* RECORDS SHOWN
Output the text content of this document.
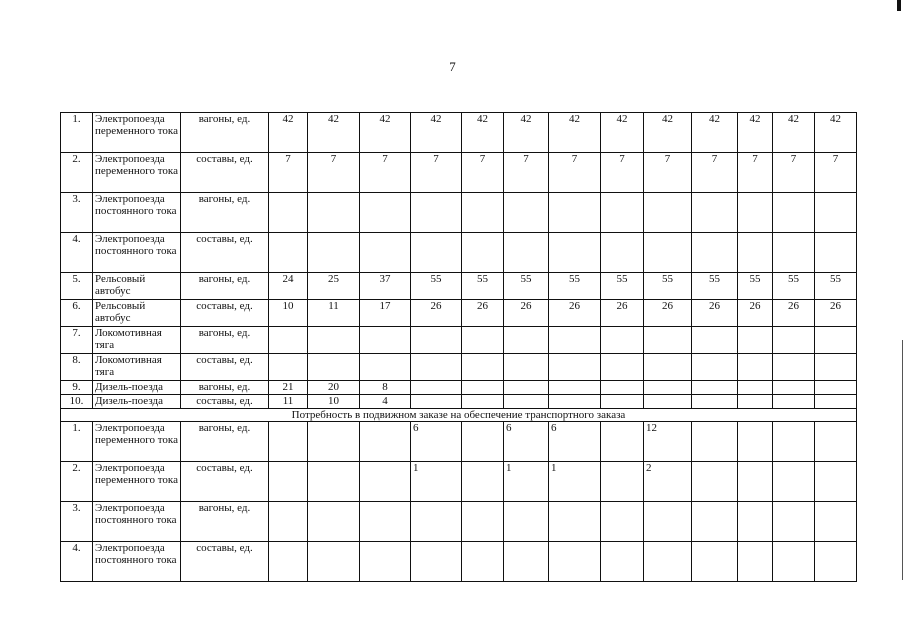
7
1.	Электропоезда переменного тока	вагоны, ед.	42	42	42	42	42	42	42	42	42	42	42	42	42
2.	Электропоезда переменного тока	составы, ед.	7	7	7	7	7	7	7	7	7	7	7	7	7
3.	Электропоезда постоянного тока	вагоны, ед.													
4.	Электропоезда постоянного тока	составы, ед.													
5.	Рельсовый автобус	вагоны, ед.	24	25	37	55	55	55	55	55	55	55	55	55	55
6.	Рельсовый автобус	составы, ед.	10	11	17	26	26	26	26	26	26	26	26	26	26
7.	Локомотивная тяга	вагоны, ед.													
8.	Локомотивная тяга	составы, ед.													
9.	Дизель-поезда	вагоны, ед.	21	20	8										
10.	Дизель-поезда	составы, ед.	11	10	4										
Потребность в подвижном заказе на обеспечение транспортного заказа															
1.	Электропоезда переменного тока	вагоны, ед.				6		6	6		12				
2.	Электропоезда переменного тока	составы, ед.				1		1	1		2				
3.	Электропоезда постоянного тока	вагоны, ед.													
4.	Электропоезда постоянного тока	составы, ед.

* THE PROBLEM
Pull out all lines from the listing that contain the string "Локомотивная".

* ANSWER IN FULL
7.	Локомотивная тяга	вагоны, ед.													
8.	Локомотивная тяга	составы, ед.													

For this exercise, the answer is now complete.